Short exercise = Can you restate the records below word for word?

Data excerpts:
------------------------------------

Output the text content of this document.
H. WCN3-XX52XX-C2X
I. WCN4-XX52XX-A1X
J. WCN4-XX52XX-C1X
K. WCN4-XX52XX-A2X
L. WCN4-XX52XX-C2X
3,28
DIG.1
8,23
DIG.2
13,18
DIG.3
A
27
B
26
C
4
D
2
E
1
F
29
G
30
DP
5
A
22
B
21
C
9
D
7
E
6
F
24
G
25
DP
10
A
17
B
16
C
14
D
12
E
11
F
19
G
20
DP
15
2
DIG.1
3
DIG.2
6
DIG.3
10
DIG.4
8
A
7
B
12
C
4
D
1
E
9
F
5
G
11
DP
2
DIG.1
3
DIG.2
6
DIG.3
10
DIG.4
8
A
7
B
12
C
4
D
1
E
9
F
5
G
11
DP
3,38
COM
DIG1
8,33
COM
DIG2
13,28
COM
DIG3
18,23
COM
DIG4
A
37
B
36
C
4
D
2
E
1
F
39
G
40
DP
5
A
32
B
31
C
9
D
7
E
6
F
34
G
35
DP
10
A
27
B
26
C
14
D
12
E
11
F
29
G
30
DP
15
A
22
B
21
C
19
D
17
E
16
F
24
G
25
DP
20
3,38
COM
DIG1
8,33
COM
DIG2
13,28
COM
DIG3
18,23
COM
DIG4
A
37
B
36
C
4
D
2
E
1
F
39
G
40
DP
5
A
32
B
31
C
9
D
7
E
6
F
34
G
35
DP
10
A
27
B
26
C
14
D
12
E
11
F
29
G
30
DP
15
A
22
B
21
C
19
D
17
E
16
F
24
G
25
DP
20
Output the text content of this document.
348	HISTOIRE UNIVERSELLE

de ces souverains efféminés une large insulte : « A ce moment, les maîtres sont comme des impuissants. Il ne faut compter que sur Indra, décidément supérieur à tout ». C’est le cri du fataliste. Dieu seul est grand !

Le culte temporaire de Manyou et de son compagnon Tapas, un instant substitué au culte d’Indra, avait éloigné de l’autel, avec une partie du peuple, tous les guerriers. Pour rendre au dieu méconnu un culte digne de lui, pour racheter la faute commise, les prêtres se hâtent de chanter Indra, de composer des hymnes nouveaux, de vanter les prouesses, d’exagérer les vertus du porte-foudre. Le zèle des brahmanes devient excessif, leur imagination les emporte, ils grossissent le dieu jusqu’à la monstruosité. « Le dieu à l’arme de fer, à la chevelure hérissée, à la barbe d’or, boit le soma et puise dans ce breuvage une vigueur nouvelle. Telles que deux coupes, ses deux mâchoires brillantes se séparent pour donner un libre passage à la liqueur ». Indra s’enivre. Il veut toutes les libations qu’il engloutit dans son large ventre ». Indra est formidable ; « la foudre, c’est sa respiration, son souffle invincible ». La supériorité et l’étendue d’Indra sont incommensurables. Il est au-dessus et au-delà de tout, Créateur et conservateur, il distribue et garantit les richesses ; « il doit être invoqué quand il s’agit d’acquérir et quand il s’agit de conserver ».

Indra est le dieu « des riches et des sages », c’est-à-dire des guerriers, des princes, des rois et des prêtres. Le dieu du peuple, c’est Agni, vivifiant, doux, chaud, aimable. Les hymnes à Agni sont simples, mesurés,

------------------------------------

Task output =
Output the text content of this document.
H. WCN3-XX52XX-C2X
I. WCN4-XX52XX-A1X
J. WCN4-XX52XX-C1X
K. WCN4-XX52XX-A2X
L. WCN4-XX52XX-C2X
3,28
DIG.1
8,23
DIG.2
13,18
DIG.3
A
27
B
26
C
4
D
2
E
1
F
29
G
30
DP
5
A
22
B
21
C
9
D
7
E
6
F
24
G
25
DP
10
A
17
B
16
C
14
D
12
E
11
F
19
G
20
DP
15
2
DIG.1
3
DIG.2
6
DIG.3
10
DIG.4
8
A
7
B
12
C
4
D
1
E
9
F
5
G
11
DP
2
DIG.1
3
DIG.2
6
DIG.3
10
DIG.4
8
A
7
B
12
C
4
D
1
E
9
F
5
G
11
DP
3,38
COM
DIG1
8,33
COM
DIG2
13,28
COM
DIG3
18,23
COM
DIG4
A
37
B
36
C
4
D
2
E
1
F
39
G
40
DP
5
A
32
B
31
C
9
D
7
E
6
F
34
G
35
DP
10
A
27
B
26
C
14
D
12
E
11
F
29
G
30
DP
15
A
22
B
21
C
19
D
17
E
16
F
24
G
25
DP
20
3,38
COM
DIG1
8,33
COM
DIG2
13,28
COM
DIG3
18,23
COM
DIG4
A
37
B
36
C
4
D
2
E
1
F
39
G
40
DP
5
A
32
B
31
C
9
D
7
E
6
F
34
G
35
DP
10
A
27
B
26
C
14
D
12
E
11
F
29
G
30
DP
15
A
22
B
21
C
19
D
17
E
16
F
24
G
25
DP
20
Output the text content of this document.
348	HISTOIRE UNIVERSELLE

de ces souverains efféminés une large insulte : « A ce moment, les maîtres sont comme des impuissants. Il ne faut compter que sur Indra, décidément supérieur à tout ». C’est le cri du fataliste. Dieu seul est grand !

Le culte temporaire de Manyou et de son compagnon Tapas, un instant substitué au culte d’Indra, avait éloigné de l’autel, avec une partie du peuple, tous les guerriers. Pour rendre au dieu méconnu un culte digne de lui, pour racheter la faute commise, les prêtres se hâtent de chanter Indra, de composer des hymnes nouveaux, de vanter les prouesses, d’exagérer les vertus du porte-foudre. Le zèle des brahmanes devient excessif, leur imagination les emporte, ils grossissent le dieu jusqu’à la monstruosité. « Le dieu à l’arme de fer, à la chevelure hérissée, à la barbe d’or, boit le soma et puise dans ce breuvage une vigueur nouvelle. Telles que deux coupes, ses deux mâchoires brillantes se séparent pour donner un libre passage à la liqueur ». Indra s’enivre. Il veut toutes les libations qu’il engloutit dans son large ventre ». Indra est formidable ; « la foudre, c’est sa respiration, son souffle invincible ». La supériorité et l’étendue d’Indra sont incommensurables. Il est au-dessus et au-delà de tout, Créateur et conservateur, il distribue et garantit les richesses ; « il doit être invoqué quand il s’agit d’acquérir et quand il s’agit de conserver ».

Indra est le dieu « des riches et des sages », c’est-à-dire des guerriers, des princes, des rois et des prêtres. Le dieu du peuple, c’est Agni, vivifiant, doux, chaud, aimable. Les hymnes à Agni sont simples, mesurés,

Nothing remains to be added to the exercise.